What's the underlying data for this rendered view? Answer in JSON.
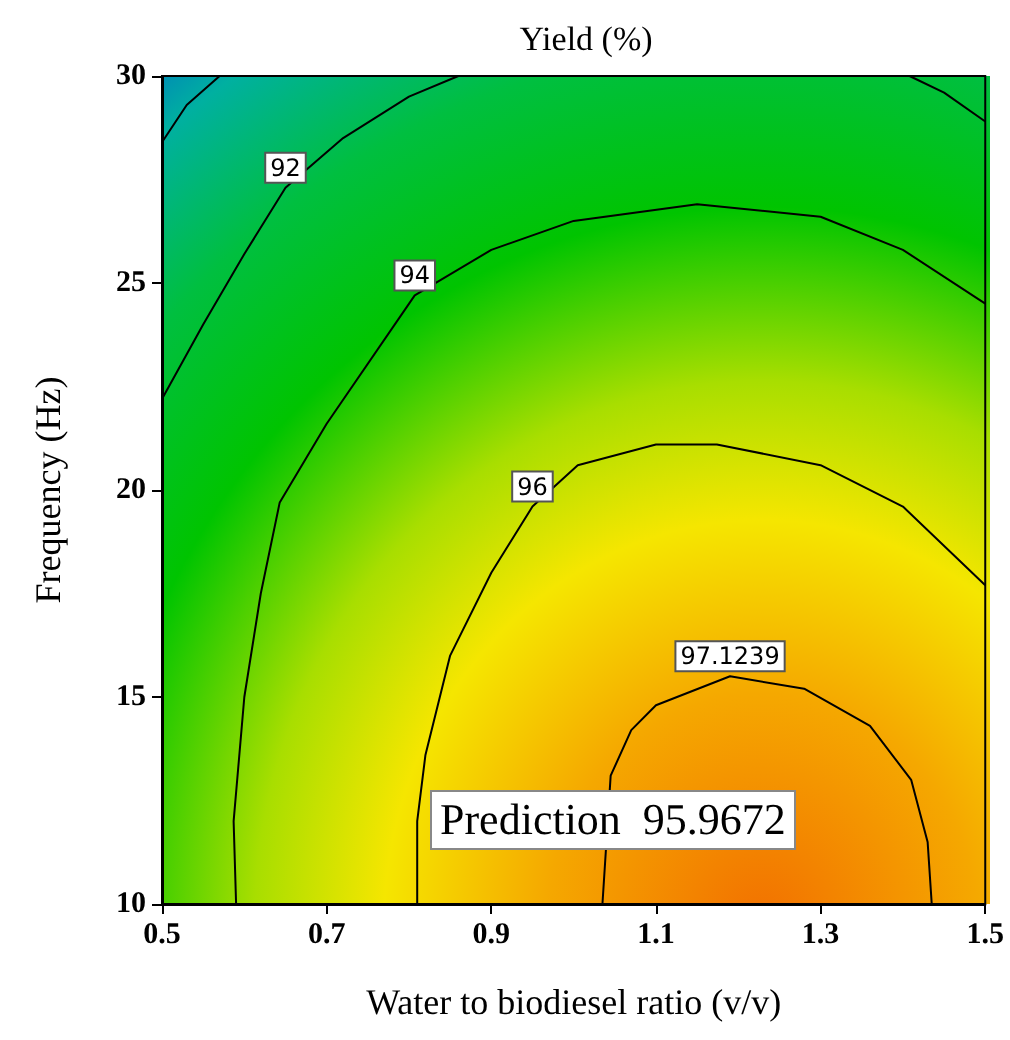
{
  "chart_data": {
    "type": "line",
    "title": "Yield (%)",
    "xlabel": "Water to biodiesel ratio (v/v)",
    "ylabel": "Frequency (Hz)",
    "xlim": [
      0.5,
      1.5
    ],
    "xticks": [
      0.5,
      0.7,
      0.9,
      1.1,
      1.3,
      1.5
    ],
    "ylim": [
      10,
      30
    ],
    "yticks": [
      10,
      15,
      20,
      25,
      30
    ],
    "grid": false,
    "legend": false,
    "marker": "none",
    "line_style": "solid",
    "series": [
      {
        "color": "#000000",
        "x": [
          0.5,
          0.53,
          0.57
        ],
        "values": [
          28.4,
          29.3,
          30
        ]
      },
      {
        "name": "92",
        "color": "#000000",
        "x": [
          0.5,
          0.55,
          0.6,
          0.65,
          0.72,
          0.8,
          0.86
        ],
        "values": [
          22.2,
          24,
          25.7,
          27.3,
          28.5,
          29.5,
          30
        ]
      },
      {
        "color": "#000000",
        "x": [
          1.408,
          1.45,
          1.5
        ],
        "values": [
          30,
          29.6,
          28.9
        ]
      },
      {
        "name": "94",
        "color": "#000000",
        "x": [
          0.59,
          0.587,
          0.6,
          0.62,
          0.643,
          0.7,
          0.807,
          0.9,
          1.0,
          1.15,
          1.3,
          1.4,
          1.5
        ],
        "values": [
          10,
          12,
          15,
          17.5,
          19.7,
          21.6,
          24.7,
          25.8,
          26.5,
          26.9,
          26.6,
          25.8,
          24.5
        ]
      },
      {
        "name": "96",
        "color": "#000000",
        "x": [
          0.81,
          0.81,
          0.82,
          0.85,
          0.9,
          0.95,
          1.005,
          1.1,
          1.174,
          1.3,
          1.4,
          1.5
        ],
        "values": [
          10,
          12,
          13.6,
          16,
          18,
          19.6,
          20.6,
          21.1,
          21.1,
          20.6,
          19.6,
          17.7
        ]
      },
      {
        "name": "97.1239",
        "color": "#000000",
        "x": [
          1.035,
          1.045,
          1.07,
          1.1,
          1.19,
          1.28,
          1.36,
          1.41,
          1.43,
          1.435
        ],
        "values": [
          10,
          13.1,
          14.2,
          14.8,
          15.5,
          15.2,
          14.3,
          13,
          11.5,
          10
        ]
      }
    ],
    "annotations": [
      "Prediction  95.9672"
    ]
  }
}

• WHAT TO WORK ON
Using the records above, retype everything exactly except the pictures.

• SOLUTION TO THE EXERCISE
What's the underlying data for this rendered view? Answer in JSON.
{
  "chart_data": {
    "type": "line",
    "title": "Yield (%)",
    "xlabel": "Water to biodiesel ratio (v/v)",
    "ylabel": "Frequency (Hz)",
    "xlim": [
      0.5,
      1.5
    ],
    "xticks": [
      0.5,
      0.7,
      0.9,
      1.1,
      1.3,
      1.5
    ],
    "ylim": [
      10,
      30
    ],
    "yticks": [
      10,
      15,
      20,
      25,
      30
    ],
    "grid": false,
    "legend": false,
    "marker": "none",
    "line_style": "solid",
    "series": [
      {
        "color": "#000000",
        "x": [
          0.5,
          0.53,
          0.57
        ],
        "values": [
          28.4,
          29.3,
          30
        ]
      },
      {
        "name": "92",
        "color": "#000000",
        "x": [
          0.5,
          0.55,
          0.6,
          0.65,
          0.72,
          0.8,
          0.86
        ],
        "values": [
          22.2,
          24,
          25.7,
          27.3,
          28.5,
          29.5,
          30
        ]
      },
      {
        "color": "#000000",
        "x": [
          1.408,
          1.45,
          1.5
        ],
        "values": [
          30,
          29.6,
          28.9
        ]
      },
      {
        "name": "94",
        "color": "#000000",
        "x": [
          0.59,
          0.587,
          0.6,
          0.62,
          0.643,
          0.7,
          0.807,
          0.9,
          1.0,
          1.15,
          1.3,
          1.4,
          1.5
        ],
        "values": [
          10,
          12,
          15,
          17.5,
          19.7,
          21.6,
          24.7,
          25.8,
          26.5,
          26.9,
          26.6,
          25.8,
          24.5
        ]
      },
      {
        "name": "96",
        "color": "#000000",
        "x": [
          0.81,
          0.81,
          0.82,
          0.85,
          0.9,
          0.95,
          1.005,
          1.1,
          1.174,
          1.3,
          1.4,
          1.5
        ],
        "values": [
          10,
          12,
          13.6,
          16,
          18,
          19.6,
          20.6,
          21.1,
          21.1,
          20.6,
          19.6,
          17.7
        ]
      },
      {
        "name": "97.1239",
        "color": "#000000",
        "x": [
          1.035,
          1.045,
          1.07,
          1.1,
          1.19,
          1.28,
          1.36,
          1.41,
          1.43,
          1.435
        ],
        "values": [
          10,
          13.1,
          14.2,
          14.8,
          15.5,
          15.2,
          14.3,
          13,
          11.5,
          10
        ]
      }
    ],
    "annotations": [
      "Prediction  95.9672"
    ]
  }
}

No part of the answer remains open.